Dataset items
--*--
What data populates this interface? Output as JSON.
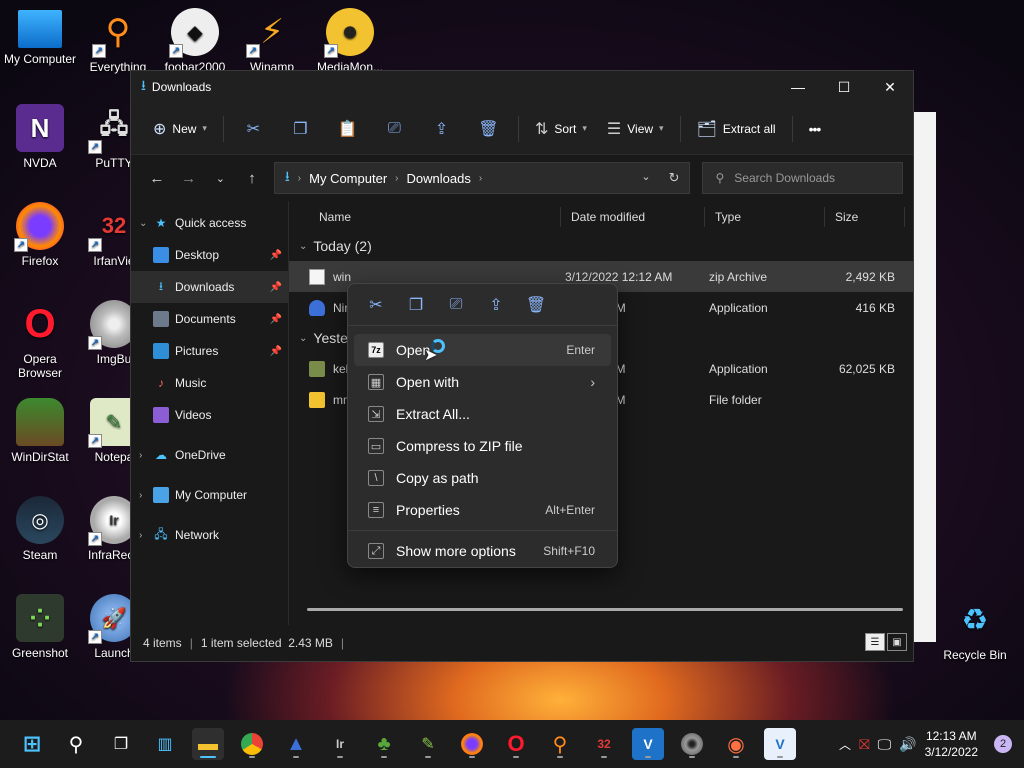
{
  "desktop": {
    "icons": [
      {
        "label": "My Computer"
      },
      {
        "label": "Everything"
      },
      {
        "label": "foobar2000"
      },
      {
        "label": "Winamp"
      },
      {
        "label": "MediaMon..."
      },
      {
        "label": "NVDA"
      },
      {
        "label": "PuTTY"
      },
      {
        "label": "Firefox"
      },
      {
        "label": "IrfanVie"
      },
      {
        "label": "Opera\nBrowser"
      },
      {
        "label": "ImgBu"
      },
      {
        "label": "WinDirStat"
      },
      {
        "label": "Notepa"
      },
      {
        "label": "Steam"
      },
      {
        "label": "InfraReco"
      },
      {
        "label": "Greenshot"
      },
      {
        "label": "Launch"
      },
      {
        "label": "Recycle Bin"
      }
    ]
  },
  "window": {
    "title": "Downloads",
    "minimize": "—",
    "maximize": "☐",
    "close": "✕"
  },
  "toolbar": {
    "new_label": "New",
    "sort_label": "Sort",
    "view_label": "View",
    "extract_all_label": "Extract all",
    "more_label": "•••"
  },
  "address": {
    "crumbs": [
      "My Computer",
      "Downloads"
    ],
    "search_placeholder": "Search Downloads"
  },
  "navpane": {
    "quick_access": "Quick access",
    "items": [
      {
        "label": "Desktop",
        "pinned": true
      },
      {
        "label": "Downloads",
        "pinned": true
      },
      {
        "label": "Documents",
        "pinned": true
      },
      {
        "label": "Pictures",
        "pinned": true
      },
      {
        "label": "Music"
      },
      {
        "label": "Videos"
      }
    ],
    "onedrive": "OneDrive",
    "my_computer": "My Computer",
    "network": "Network"
  },
  "columns": {
    "name": "Name",
    "date": "Date modified",
    "type": "Type",
    "size": "Size"
  },
  "groups": {
    "today": "Today (2)",
    "yesterday": "Yester"
  },
  "files": [
    {
      "name": "win",
      "date": "3/12/2022 12:12 AM",
      "type": "zip Archive",
      "size": "2,492 KB"
    },
    {
      "name": "Nin",
      "date": "2 12:07 AM",
      "type": "Application",
      "size": "416 KB"
    },
    {
      "name": "kek",
      "date": "2 11:51 PM",
      "type": "Application",
      "size": "62,025 KB"
    },
    {
      "name": "mm",
      "date": "2 11:52 PM",
      "type": "File folder",
      "size": ""
    }
  ],
  "status": {
    "count": "4 items",
    "selected": "1 item selected  2.43 MB"
  },
  "context_menu": {
    "items": [
      {
        "label": "Open",
        "shortcut": "Enter"
      },
      {
        "label": "Open with",
        "shortcut": "›"
      },
      {
        "label": "Extract All...",
        "shortcut": ""
      },
      {
        "label": "Compress to ZIP file",
        "shortcut": ""
      },
      {
        "label": "Copy as path",
        "shortcut": ""
      },
      {
        "label": "Properties",
        "shortcut": "Alt+Enter"
      },
      {
        "label": "Show more options",
        "shortcut": "Shift+F10"
      }
    ]
  },
  "taskbar": {
    "time": "12:13 AM",
    "date": "3/12/2022",
    "notifications": "2"
  }
}
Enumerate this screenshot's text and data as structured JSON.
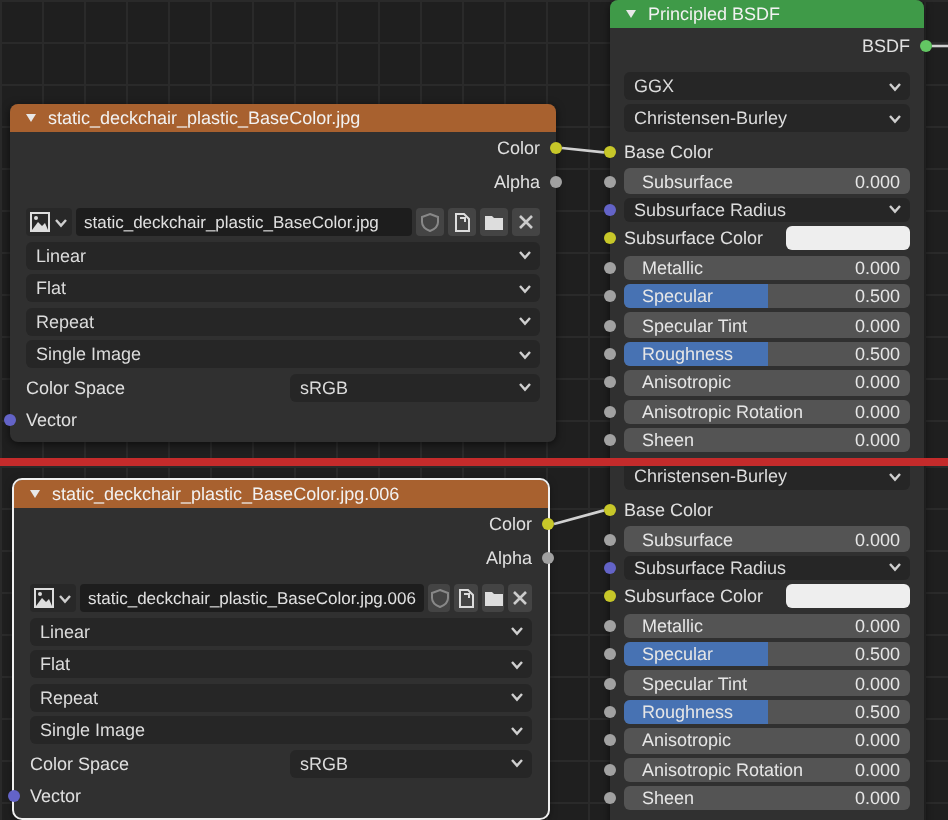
{
  "editors": [
    {
      "image_node": {
        "title": "static_deckchair_plastic_BaseColor.jpg",
        "selected": false,
        "outputs": [
          {
            "label": "Color",
            "color": "#c7c729",
            "linked": true
          },
          {
            "label": "Alpha",
            "color": "#a1a1a1",
            "linked": false
          }
        ],
        "image_name": "static_deckchair_plastic_BaseColor.jpg",
        "dropdowns": [
          "Linear",
          "Flat",
          "Repeat",
          "Single Image"
        ],
        "color_space": {
          "label": "Color Space",
          "value": "sRGB"
        },
        "inputs": [
          {
            "label": "Vector",
            "color": "#6363c7"
          }
        ]
      },
      "bsdf_node": {
        "title": "Principled BSDF",
        "output": {
          "label": "BSDF",
          "color": "#63c763",
          "linked": true
        },
        "dropdowns": [
          "GGX",
          "Christensen-Burley"
        ],
        "inputs": [
          {
            "kind": "label",
            "label": "Base Color",
            "color": "#c7c729",
            "linked": true
          },
          {
            "kind": "slider",
            "label": "Subsurface",
            "value": "0.000",
            "level": 0,
            "color": "#a1a1a1"
          },
          {
            "kind": "dropdown",
            "label": "Subsurface Radius",
            "color": "#6363c7"
          },
          {
            "kind": "swatch",
            "label": "Subsurface Color",
            "color": "#c7c729"
          },
          {
            "kind": "slider",
            "label": "Metallic",
            "value": "0.000",
            "level": 0,
            "color": "#a1a1a1"
          },
          {
            "kind": "slider",
            "label": "Specular",
            "value": "0.500",
            "level": 0.5,
            "color": "#a1a1a1"
          },
          {
            "kind": "slider",
            "label": "Specular Tint",
            "value": "0.000",
            "level": 0,
            "color": "#a1a1a1"
          },
          {
            "kind": "slider",
            "label": "Roughness",
            "value": "0.500",
            "level": 0.5,
            "color": "#a1a1a1"
          },
          {
            "kind": "slider",
            "label": "Anisotropic",
            "value": "0.000",
            "level": 0,
            "color": "#a1a1a1"
          },
          {
            "kind": "slider",
            "label": "Anisotropic Rotation",
            "value": "0.000",
            "level": 0,
            "color": "#a1a1a1"
          },
          {
            "kind": "slider",
            "label": "Sheen",
            "value": "0.000",
            "level": 0,
            "color": "#a1a1a1"
          }
        ]
      }
    },
    {
      "image_node": {
        "title": "static_deckchair_plastic_BaseColor.jpg.006",
        "selected": true,
        "outputs": [
          {
            "label": "Color",
            "color": "#c7c729",
            "linked": true
          },
          {
            "label": "Alpha",
            "color": "#a1a1a1",
            "linked": false
          }
        ],
        "image_name": "static_deckchair_plastic_BaseColor.jpg.006",
        "dropdowns": [
          "Linear",
          "Flat",
          "Repeat",
          "Single Image"
        ],
        "color_space": {
          "label": "Color Space",
          "value": "sRGB"
        },
        "inputs": [
          {
            "label": "Vector",
            "color": "#6363c7"
          }
        ]
      },
      "bsdf_node": {
        "dropdowns": [
          "Christensen-Burley"
        ],
        "inputs": [
          {
            "kind": "label",
            "label": "Base Color",
            "color": "#c7c729",
            "linked": true
          },
          {
            "kind": "slider",
            "label": "Subsurface",
            "value": "0.000",
            "level": 0,
            "color": "#a1a1a1"
          },
          {
            "kind": "dropdown",
            "label": "Subsurface Radius",
            "color": "#6363c7"
          },
          {
            "kind": "swatch",
            "label": "Subsurface Color",
            "color": "#c7c729"
          },
          {
            "kind": "slider",
            "label": "Metallic",
            "value": "0.000",
            "level": 0,
            "color": "#a1a1a1"
          },
          {
            "kind": "slider",
            "label": "Specular",
            "value": "0.500",
            "level": 0.5,
            "color": "#a1a1a1"
          },
          {
            "kind": "slider",
            "label": "Specular Tint",
            "value": "0.000",
            "level": 0,
            "color": "#a1a1a1"
          },
          {
            "kind": "slider",
            "label": "Roughness",
            "value": "0.500",
            "level": 0.5,
            "color": "#a1a1a1"
          },
          {
            "kind": "slider",
            "label": "Anisotropic",
            "value": "0.000",
            "level": 0,
            "color": "#a1a1a1"
          },
          {
            "kind": "slider",
            "label": "Anisotropic Rotation",
            "value": "0.000",
            "level": 0,
            "color": "#a1a1a1"
          },
          {
            "kind": "slider",
            "label": "Sheen",
            "value": "0.000",
            "level": 0,
            "color": "#a1a1a1"
          }
        ]
      }
    }
  ]
}
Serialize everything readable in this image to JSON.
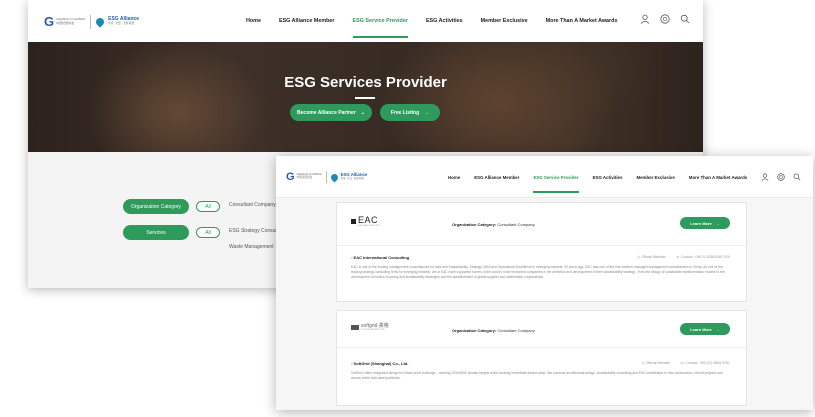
{
  "nav": {
    "logo_partner_line1": "GERMAN CHAMBER",
    "logo_partner_line2": "中国德国商会",
    "logo_brand": "ESG Alliance",
    "logo_brand_sub": "环境 · 社会 · 治理 联盟",
    "items": [
      "Home",
      "ESG Alliance Member",
      "ESG Service Provider",
      "ESG Activities",
      "Member Exclusive",
      "More Than A Market Awards"
    ],
    "active_index": 2,
    "icons": [
      "user-icon",
      "language-icon",
      "search-icon"
    ]
  },
  "hero": {
    "title": "ESG Services Provider",
    "btn_partner": "Become Alliance Partner",
    "btn_listing": "Free Listing"
  },
  "filters": {
    "category_label": "Organization Category",
    "category_all": "All",
    "category_first_option": "Consultant Company",
    "services_label": "Services",
    "services_all": "All",
    "services_first_option": "ESG Strategy Consult",
    "services_second_option": "Waste Management"
  },
  "cards": [
    {
      "logo_text": "EAC",
      "logo_sub": "EURO ASIA CONSULTING",
      "category_label": "Organization Category:",
      "category_value": "Consultant Company",
      "button": "Learn More",
      "name": "EAC International Consulting",
      "website": "Official Website",
      "contact": "Contact: +86 21 6358 8387 029",
      "description": "EAC is one of the leading management consultancies for Asia and Sustainability, Strategy, M&A and Operational Excellence in emerging markets. 30 years ago, EAC was one of the first western managed management consultancies in China. As one of the leading strategy consulting firms for emerging markets, we at EAC have supported scores of the world's most renowned companies in the definition and development of their sustainability strategy - from the design of sustainable transformation models to the development of holistic recycling and sustainability strategies and the establishment of global supplier and stakeholder cooperations."
    },
    {
      "logo_text": "softgrid 柔格",
      "logo_sub": "SOFTGRID ARCHITECTURE",
      "category_label": "Organization Category:",
      "category_value": "Consultant Company",
      "button": "Learn More",
      "name": "SoftGrid (Shanghai) Co., Ltd.",
      "website": "Official Website",
      "contact": "Contact: +86 (21) 5865 8781",
      "description": "SoftGrid offers integrated design for future-proof buildings – meeting 2030/2050 climate targets while creating immediate added value. We combine architectural design, sustainability consulting and ESG certification in new construction, retrofit projects and across entire built asset portfolios."
    }
  ],
  "colors": {
    "accent_green": "#2e9a5c",
    "brand_blue": "#1e5fa8"
  }
}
--*--
#### [Given task]
Pull every line containing the word "Downloads" out of the material and copy it.

#### [Answer below]
    "title": "Downloads",
      "Downloads"
    "search_placeholder": "Search Downloads"
        "label": "Downloads",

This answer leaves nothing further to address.